(SHORT TASK): Find and copy each line of the records where the string "checked" shows up.

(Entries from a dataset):
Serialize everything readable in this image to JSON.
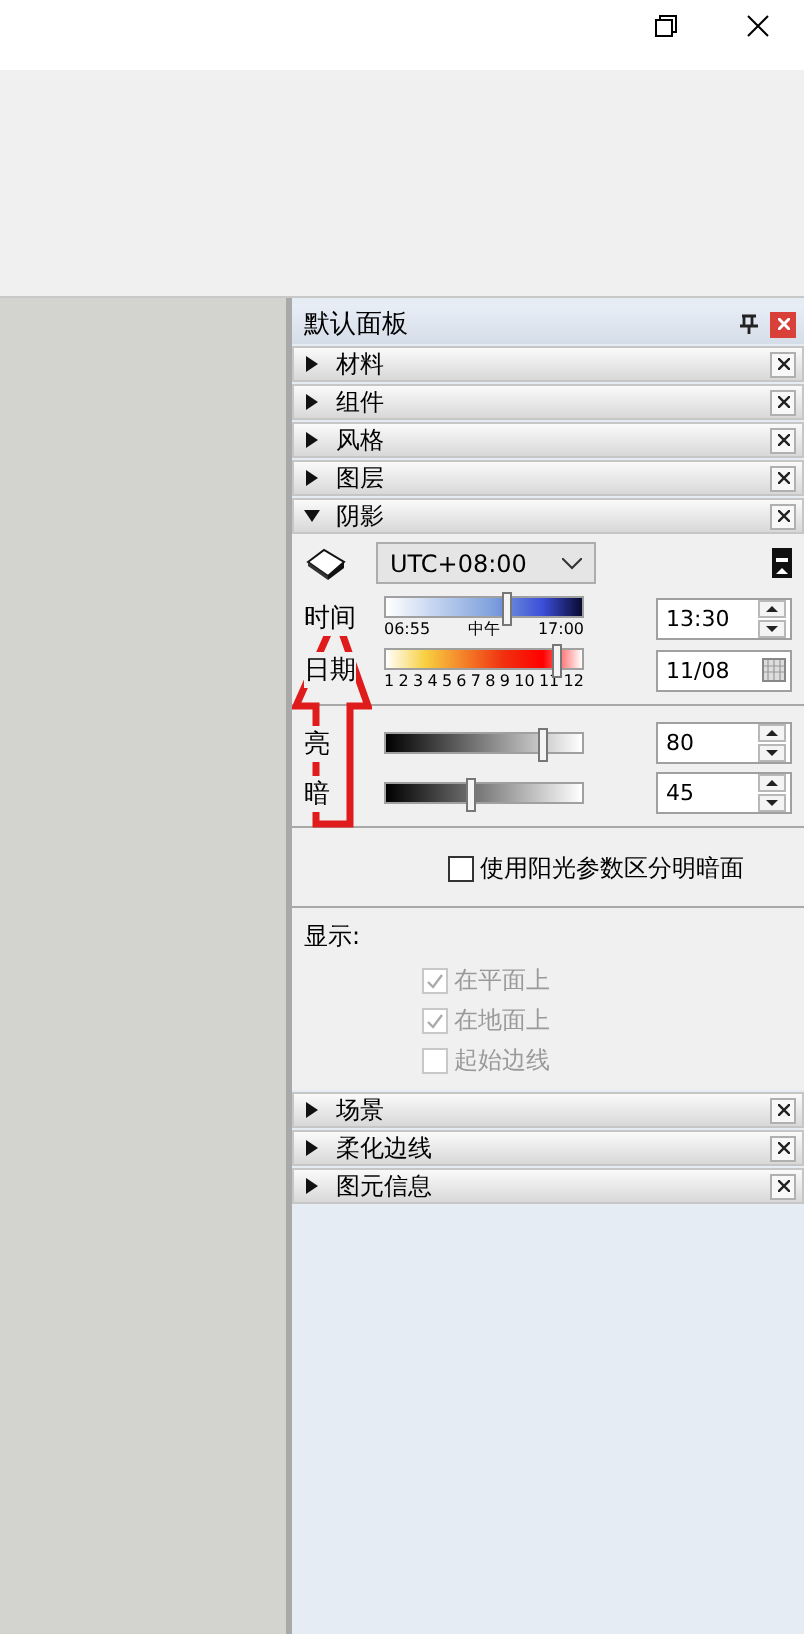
{
  "panel": {
    "title": "默认面板",
    "sections_before": [
      {
        "label": "材料",
        "expanded": false
      },
      {
        "label": "组件",
        "expanded": false
      },
      {
        "label": "风格",
        "expanded": false
      },
      {
        "label": "图层",
        "expanded": false
      },
      {
        "label": "阴影",
        "expanded": true
      }
    ],
    "shadow": {
      "timezone": "UTC+08:00",
      "time": {
        "label": "时间",
        "level": 0.61,
        "ticks": [
          "06:55",
          "中午",
          "17:00"
        ],
        "value": "13:30"
      },
      "date": {
        "label": "日期",
        "level": 0.87,
        "ticks": [
          "1",
          "2",
          "3",
          "4",
          "5",
          "6",
          "7",
          "8",
          "9",
          "10",
          "11",
          "12"
        ],
        "value": "11/08"
      },
      "light": {
        "label": "亮",
        "level": 0.8,
        "value": "80"
      },
      "dark": {
        "label": "暗",
        "level": 0.43,
        "value": "45"
      },
      "sun_shading": {
        "label": "使用阳光参数区分明暗面",
        "checked": false
      },
      "display_label": "显示:",
      "display": [
        {
          "label": "在平面上",
          "checked": true,
          "disabled": true
        },
        {
          "label": "在地面上",
          "checked": true,
          "disabled": true
        },
        {
          "label": "起始边线",
          "checked": false,
          "disabled": true
        }
      ]
    },
    "sections_after": [
      {
        "label": "场景",
        "expanded": false
      },
      {
        "label": "柔化边线",
        "expanded": false
      },
      {
        "label": "图元信息",
        "expanded": false
      }
    ]
  },
  "annotation": {
    "kind": "arrow"
  }
}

(OUTPUT OF THE TASK):
        "checked": false
          "checked": true,
          "checked": true,
          "checked": false,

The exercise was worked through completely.